| STATED EXERCISE |
With the pictures omitted, write out the entries that follow exactly as they stand.

● ● ● ● ●

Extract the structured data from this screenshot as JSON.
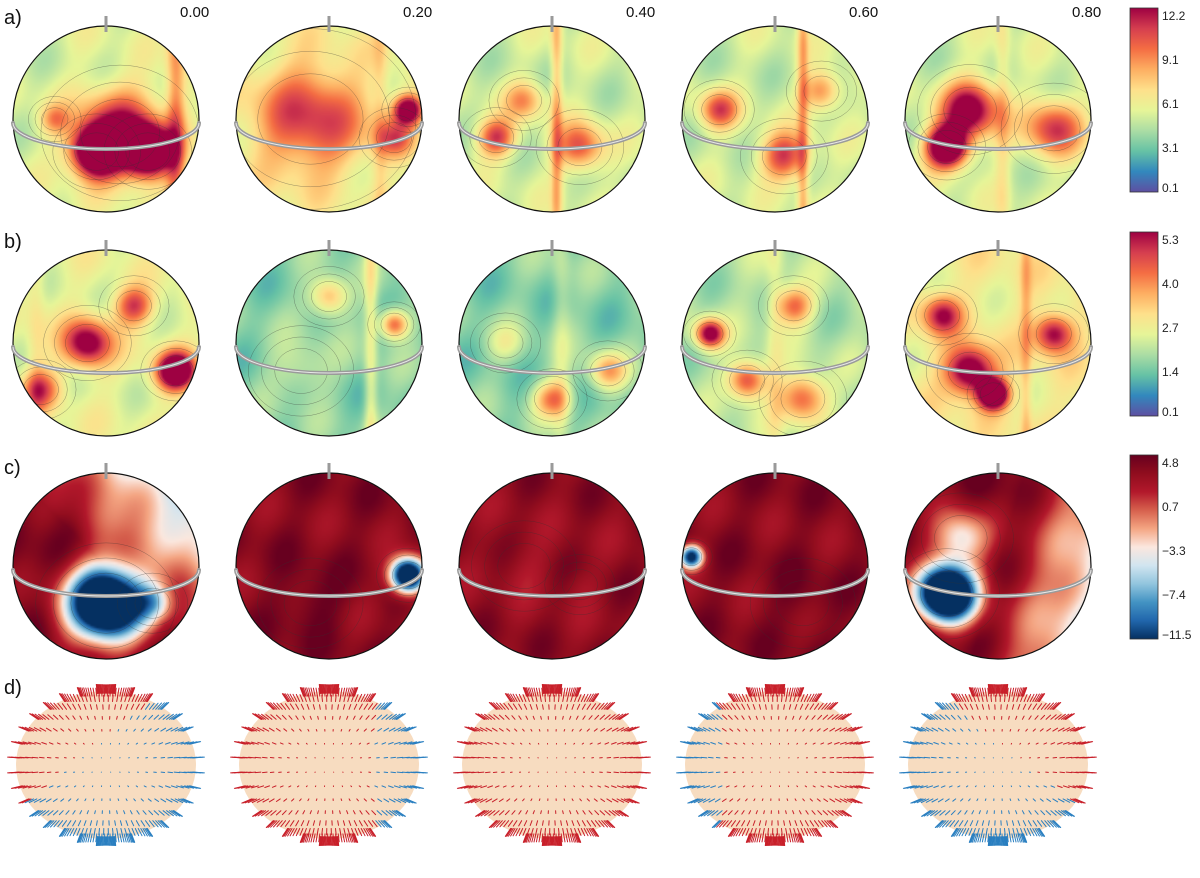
{
  "phases": [
    "0.00",
    "0.20",
    "0.40",
    "0.60",
    "0.80"
  ],
  "rows": [
    {
      "label": "a)",
      "colormap": "spectral",
      "colorbar_ticks": [
        "12.2",
        "9.1",
        "6.1",
        "3.1",
        "0.1"
      ],
      "spheres": [
        {
          "blobs": [
            [
              -0.1,
              0.35,
              0.25,
              0.95
            ],
            [
              0.45,
              0.35,
              0.25,
              1.0
            ],
            [
              0.15,
              0.15,
              0.45,
              0.6
            ],
            [
              -0.55,
              0.0,
              0.15,
              0.25
            ]
          ],
          "band": [
            0.75,
            0.1,
            0.3
          ],
          "base": 0.42
        },
        {
          "blobs": [
            [
              0.85,
              -0.1,
              0.15,
              0.75
            ],
            [
              -0.2,
              0.0,
              0.6,
              0.45
            ],
            [
              0.7,
              0.2,
              0.2,
              0.35
            ]
          ],
          "band": [
            0.55,
            0.08,
            0.1
          ],
          "base": 0.45
        },
        {
          "blobs": [
            [
              -0.3,
              -0.2,
              0.2,
              0.3
            ],
            [
              0.3,
              0.3,
              0.25,
              0.45
            ],
            [
              -0.6,
              0.2,
              0.2,
              0.5
            ]
          ],
          "band": [
            0.05,
            0.06,
            0.25
          ],
          "base": 0.4
        },
        {
          "blobs": [
            [
              0.1,
              0.4,
              0.25,
              0.5
            ],
            [
              -0.6,
              -0.1,
              0.2,
              0.45
            ],
            [
              0.5,
              -0.3,
              0.2,
              0.35
            ]
          ],
          "band": [
            0.3,
            0.06,
            0.25
          ],
          "base": 0.4
        },
        {
          "blobs": [
            [
              -0.55,
              0.3,
              0.22,
              1.0
            ],
            [
              -0.3,
              -0.1,
              0.3,
              0.7
            ],
            [
              0.6,
              0.1,
              0.3,
              0.5
            ]
          ],
          "band": [
            0.05,
            0.08,
            0.12
          ],
          "base": 0.4
        }
      ]
    },
    {
      "label": "b)",
      "colormap": "spectral",
      "colorbar_ticks": [
        "5.3",
        "4.0",
        "2.7",
        "1.4",
        "0.1"
      ],
      "spheres": [
        {
          "blobs": [
            [
              0.75,
              0.3,
              0.2,
              0.9
            ],
            [
              -0.2,
              0.0,
              0.25,
              0.65
            ],
            [
              0.3,
              -0.4,
              0.2,
              0.45
            ],
            [
              -0.7,
              0.5,
              0.2,
              0.4
            ]
          ],
          "band": [
            -0.75,
            0.1,
            0.1
          ],
          "base": 0.45
        },
        {
          "blobs": [
            [
              0.7,
              -0.2,
              0.15,
              0.55
            ],
            [
              -0.3,
              0.3,
              0.3,
              0.15
            ],
            [
              0.0,
              -0.5,
              0.2,
              0.4
            ]
          ],
          "band": [
            0.45,
            0.07,
            0.2
          ],
          "base": 0.28
        },
        {
          "blobs": [
            [
              0.0,
              0.6,
              0.2,
              0.45
            ],
            [
              -0.5,
              0.0,
              0.2,
              0.15
            ],
            [
              0.6,
              0.3,
              0.2,
              0.4
            ]
          ],
          "band": [
            0.1,
            0.1,
            0.1
          ],
          "base": 0.28
        },
        {
          "blobs": [
            [
              -0.7,
              -0.1,
              0.15,
              0.75
            ],
            [
              0.2,
              -0.4,
              0.2,
              0.45
            ],
            [
              0.3,
              0.6,
              0.25,
              0.5
            ],
            [
              -0.3,
              0.4,
              0.2,
              0.55
            ]
          ],
          "band": [
            0.0,
            0.1,
            0.1
          ],
          "base": 0.35
        },
        {
          "blobs": [
            [
              -0.05,
              0.55,
              0.15,
              1.0
            ],
            [
              -0.3,
              0.3,
              0.25,
              0.7
            ],
            [
              0.6,
              -0.1,
              0.2,
              0.55
            ],
            [
              -0.6,
              -0.3,
              0.2,
              0.5
            ]
          ],
          "band": [
            0.3,
            0.06,
            0.15
          ],
          "base": 0.5
        }
      ]
    },
    {
      "label": "c)",
      "colormap": "diverging",
      "colorbar_ticks": [
        "4.8",
        "0.7",
        "−3.3",
        "−7.4",
        "−11.5"
      ],
      "spheres": [
        {
          "blobs": [
            [
              0.0,
              0.4,
              0.4,
              -1.6
            ],
            [
              0.5,
              0.4,
              0.2,
              -0.4
            ]
          ],
          "band": [
            -1.0,
            0.0,
            0.0
          ],
          "base": 0.95,
          "tilt": [
            0.55,
            -0.55
          ]
        },
        {
          "blobs": [
            [
              0.85,
              0.1,
              0.18,
              -1.4
            ],
            [
              -0.2,
              0.4,
              0.3,
              0.1
            ]
          ],
          "band": [
            0,
            0,
            0
          ],
          "base": 0.92
        },
        {
          "blobs": [
            [
              -0.3,
              0.0,
              0.3,
              -0.08
            ],
            [
              0.3,
              0.2,
              0.2,
              -0.06
            ]
          ],
          "band": [
            0,
            0,
            0
          ],
          "base": 0.9
        },
        {
          "blobs": [
            [
              -0.9,
              -0.1,
              0.12,
              -1.0
            ],
            [
              0.3,
              0.4,
              0.3,
              0.06
            ]
          ],
          "band": [
            0,
            0,
            0
          ],
          "base": 0.92
        },
        {
          "blobs": [
            [
              -0.55,
              0.3,
              0.3,
              -1.7
            ],
            [
              -0.4,
              -0.3,
              0.3,
              -0.5
            ]
          ],
          "band": [
            0,
            0,
            0
          ],
          "base": 0.95,
          "tilt": [
            0.7,
            0.2
          ]
        }
      ]
    },
    {
      "label": "d)",
      "colormap": "vectors",
      "spheres": [
        {
          "blue_side": "lower-right",
          "blue_fraction": 0.6
        },
        {
          "blue_side": "right",
          "blue_fraction": 0.25
        },
        {
          "blue_side": "none",
          "blue_fraction": 0.0
        },
        {
          "blue_side": "left",
          "blue_fraction": 0.2
        },
        {
          "blue_side": "lower-left",
          "blue_fraction": 0.55
        }
      ]
    }
  ],
  "colors": {
    "spectral": [
      "#5e4fa2",
      "#3288bd",
      "#66c2a5",
      "#abdda4",
      "#e6f598",
      "#fee08b",
      "#fdae61",
      "#f46d43",
      "#d53e4f",
      "#9e0142"
    ],
    "diverging": [
      "#053061",
      "#2166ac",
      "#4393c3",
      "#92c5de",
      "#d1e5f0",
      "#fbe7de",
      "#f4a582",
      "#d6604d",
      "#b2182b",
      "#900d1e",
      "#67001f"
    ],
    "vector_red": "#c8202a",
    "vector_blue": "#2a7fc0",
    "vector_fill": "#f7dcc0",
    "ring": "#9a9a9a"
  }
}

● ● ● ● ●

| COMPLETE RESPONSE |
Extract the structured data from this screenshot as JSON.
{
  "phases": [
    "0.00",
    "0.20",
    "0.40",
    "0.60",
    "0.80"
  ],
  "rows": [
    {
      "label": "a)",
      "colormap": "spectral",
      "colorbar_ticks": [
        "12.2",
        "9.1",
        "6.1",
        "3.1",
        "0.1"
      ],
      "spheres": [
        {
          "blobs": [
            [
              -0.1,
              0.35,
              0.25,
              0.95
            ],
            [
              0.45,
              0.35,
              0.25,
              1.0
            ],
            [
              0.15,
              0.15,
              0.45,
              0.6
            ],
            [
              -0.55,
              0.0,
              0.15,
              0.25
            ]
          ],
          "band": [
            0.75,
            0.1,
            0.3
          ],
          "base": 0.42
        },
        {
          "blobs": [
            [
              0.85,
              -0.1,
              0.15,
              0.75
            ],
            [
              -0.2,
              0.0,
              0.6,
              0.45
            ],
            [
              0.7,
              0.2,
              0.2,
              0.35
            ]
          ],
          "band": [
            0.55,
            0.08,
            0.1
          ],
          "base": 0.45
        },
        {
          "blobs": [
            [
              -0.3,
              -0.2,
              0.2,
              0.3
            ],
            [
              0.3,
              0.3,
              0.25,
              0.45
            ],
            [
              -0.6,
              0.2,
              0.2,
              0.5
            ]
          ],
          "band": [
            0.05,
            0.06,
            0.25
          ],
          "base": 0.4
        },
        {
          "blobs": [
            [
              0.1,
              0.4,
              0.25,
              0.5
            ],
            [
              -0.6,
              -0.1,
              0.2,
              0.45
            ],
            [
              0.5,
              -0.3,
              0.2,
              0.35
            ]
          ],
          "band": [
            0.3,
            0.06,
            0.25
          ],
          "base": 0.4
        },
        {
          "blobs": [
            [
              -0.55,
              0.3,
              0.22,
              1.0
            ],
            [
              -0.3,
              -0.1,
              0.3,
              0.7
            ],
            [
              0.6,
              0.1,
              0.3,
              0.5
            ]
          ],
          "band": [
            0.05,
            0.08,
            0.12
          ],
          "base": 0.4
        }
      ]
    },
    {
      "label": "b)",
      "colormap": "spectral",
      "colorbar_ticks": [
        "5.3",
        "4.0",
        "2.7",
        "1.4",
        "0.1"
      ],
      "spheres": [
        {
          "blobs": [
            [
              0.75,
              0.3,
              0.2,
              0.9
            ],
            [
              -0.2,
              0.0,
              0.25,
              0.65
            ],
            [
              0.3,
              -0.4,
              0.2,
              0.45
            ],
            [
              -0.7,
              0.5,
              0.2,
              0.4
            ]
          ],
          "band": [
            -0.75,
            0.1,
            0.1
          ],
          "base": 0.45
        },
        {
          "blobs": [
            [
              0.7,
              -0.2,
              0.15,
              0.55
            ],
            [
              -0.3,
              0.3,
              0.3,
              0.15
            ],
            [
              0.0,
              -0.5,
              0.2,
              0.4
            ]
          ],
          "band": [
            0.45,
            0.07,
            0.2
          ],
          "base": 0.28
        },
        {
          "blobs": [
            [
              0.0,
              0.6,
              0.2,
              0.45
            ],
            [
              -0.5,
              0.0,
              0.2,
              0.15
            ],
            [
              0.6,
              0.3,
              0.2,
              0.4
            ]
          ],
          "band": [
            0.1,
            0.1,
            0.1
          ],
          "base": 0.28
        },
        {
          "blobs": [
            [
              -0.7,
              -0.1,
              0.15,
              0.75
            ],
            [
              0.2,
              -0.4,
              0.2,
              0.45
            ],
            [
              0.3,
              0.6,
              0.25,
              0.5
            ],
            [
              -0.3,
              0.4,
              0.2,
              0.55
            ]
          ],
          "band": [
            0.0,
            0.1,
            0.1
          ],
          "base": 0.35
        },
        {
          "blobs": [
            [
              -0.05,
              0.55,
              0.15,
              1.0
            ],
            [
              -0.3,
              0.3,
              0.25,
              0.7
            ],
            [
              0.6,
              -0.1,
              0.2,
              0.55
            ],
            [
              -0.6,
              -0.3,
              0.2,
              0.5
            ]
          ],
          "band": [
            0.3,
            0.06,
            0.15
          ],
          "base": 0.5
        }
      ]
    },
    {
      "label": "c)",
      "colormap": "diverging",
      "colorbar_ticks": [
        "4.8",
        "0.7",
        "−3.3",
        "−7.4",
        "−11.5"
      ],
      "spheres": [
        {
          "blobs": [
            [
              0.0,
              0.4,
              0.4,
              -1.6
            ],
            [
              0.5,
              0.4,
              0.2,
              -0.4
            ]
          ],
          "band": [
            -1.0,
            0.0,
            0.0
          ],
          "base": 0.95,
          "tilt": [
            0.55,
            -0.55
          ]
        },
        {
          "blobs": [
            [
              0.85,
              0.1,
              0.18,
              -1.4
            ],
            [
              -0.2,
              0.4,
              0.3,
              0.1
            ]
          ],
          "band": [
            0,
            0,
            0
          ],
          "base": 0.92
        },
        {
          "blobs": [
            [
              -0.3,
              0.0,
              0.3,
              -0.08
            ],
            [
              0.3,
              0.2,
              0.2,
              -0.06
            ]
          ],
          "band": [
            0,
            0,
            0
          ],
          "base": 0.9
        },
        {
          "blobs": [
            [
              -0.9,
              -0.1,
              0.12,
              -1.0
            ],
            [
              0.3,
              0.4,
              0.3,
              0.06
            ]
          ],
          "band": [
            0,
            0,
            0
          ],
          "base": 0.92
        },
        {
          "blobs": [
            [
              -0.55,
              0.3,
              0.3,
              -1.7
            ],
            [
              -0.4,
              -0.3,
              0.3,
              -0.5
            ]
          ],
          "band": [
            0,
            0,
            0
          ],
          "base": 0.95,
          "tilt": [
            0.7,
            0.2
          ]
        }
      ]
    },
    {
      "label": "d)",
      "colormap": "vectors",
      "spheres": [
        {
          "blue_side": "lower-right",
          "blue_fraction": 0.6
        },
        {
          "blue_side": "right",
          "blue_fraction": 0.25
        },
        {
          "blue_side": "none",
          "blue_fraction": 0.0
        },
        {
          "blue_side": "left",
          "blue_fraction": 0.2
        },
        {
          "blue_side": "lower-left",
          "blue_fraction": 0.55
        }
      ]
    }
  ],
  "colors": {
    "spectral": [
      "#5e4fa2",
      "#3288bd",
      "#66c2a5",
      "#abdda4",
      "#e6f598",
      "#fee08b",
      "#fdae61",
      "#f46d43",
      "#d53e4f",
      "#9e0142"
    ],
    "diverging": [
      "#053061",
      "#2166ac",
      "#4393c3",
      "#92c5de",
      "#d1e5f0",
      "#fbe7de",
      "#f4a582",
      "#d6604d",
      "#b2182b",
      "#900d1e",
      "#67001f"
    ],
    "vector_red": "#c8202a",
    "vector_blue": "#2a7fc0",
    "vector_fill": "#f7dcc0",
    "ring": "#9a9a9a"
  }
}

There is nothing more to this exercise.